Records excerpted from a collection
— START —

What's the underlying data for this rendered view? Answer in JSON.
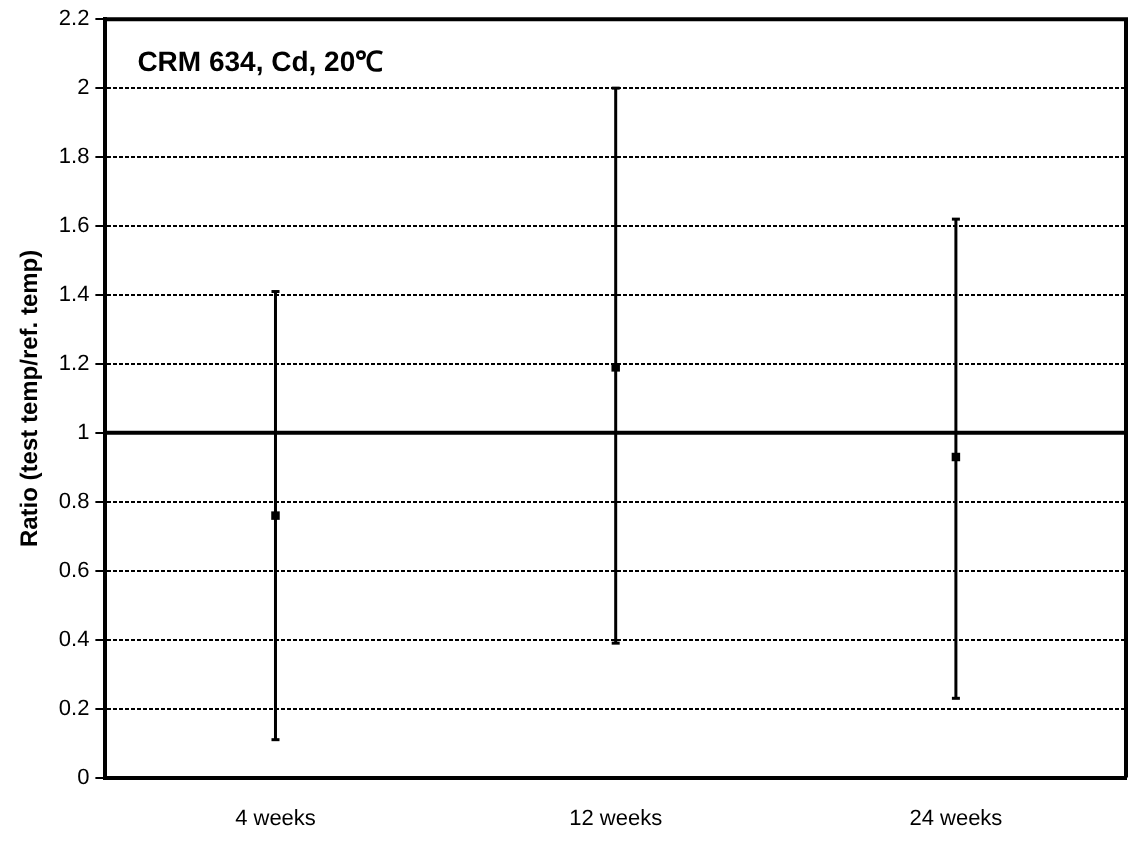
{
  "chart_data": {
    "type": "scatter",
    "title": "CRM 634, Cd, 20℃",
    "ylabel": "Ratio (test temp/ref. temp)",
    "categories": [
      "4 weeks",
      "12 weeks",
      "24 weeks"
    ],
    "values": [
      0.76,
      1.19,
      0.93
    ],
    "errors": [
      [
        0.11,
        1.41
      ],
      [
        0.39,
        2.0
      ],
      [
        0.23,
        1.62
      ]
    ],
    "color": "#000000",
    "marker": "square",
    "ylim": [
      0,
      2.2
    ],
    "yticks": [
      0,
      0.2,
      0.4,
      0.6,
      0.8,
      1,
      1.2,
      1.4,
      1.6,
      1.8,
      2,
      2.2
    ],
    "ref_lines": [
      {
        "axis": "y",
        "value": 1,
        "color": "#000000",
        "line_style": "solid"
      }
    ],
    "grid": "y",
    "legend": false
  }
}
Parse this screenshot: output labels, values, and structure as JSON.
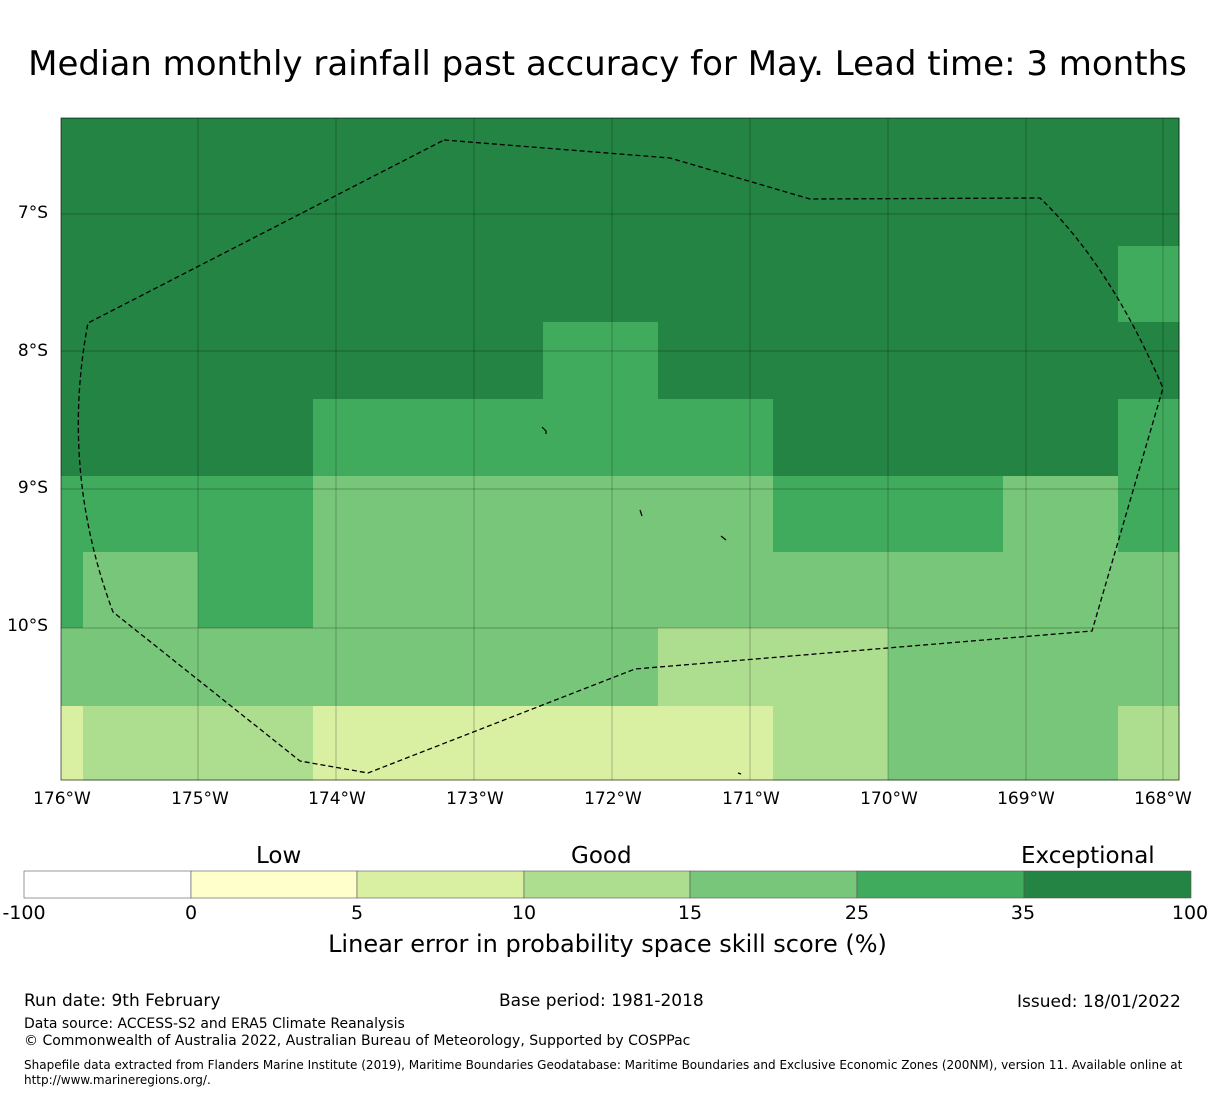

— END —

Write the material out again exactly as it appears, dropping the pictures.

**Task solution**
What's the underlying data for this rendered view? Answer in JSON.
{
  "chart_data": {
    "type": "scatter",
    "title": "CRM 634, Cd, 20℃",
    "ylabel": "Ratio (test temp/ref. temp)",
    "categories": [
      "4 weeks",
      "12 weeks",
      "24 weeks"
    ],
    "values": [
      0.76,
      1.19,
      0.93
    ],
    "errors": [
      [
        0.11,
        1.41
      ],
      [
        0.39,
        2.0
      ],
      [
        0.23,
        1.62
      ]
    ],
    "color": "#000000",
    "marker": "square",
    "ylim": [
      0,
      2.2
    ],
    "yticks": [
      0,
      0.2,
      0.4,
      0.6,
      0.8,
      1,
      1.2,
      1.4,
      1.6,
      1.8,
      2,
      2.2
    ],
    "ref_lines": [
      {
        "axis": "y",
        "value": 1,
        "color": "#000000",
        "line_style": "solid"
      }
    ],
    "grid": "y",
    "legend": false
  }
}
Parse this screenshot: output labels, values, and structure as JSON.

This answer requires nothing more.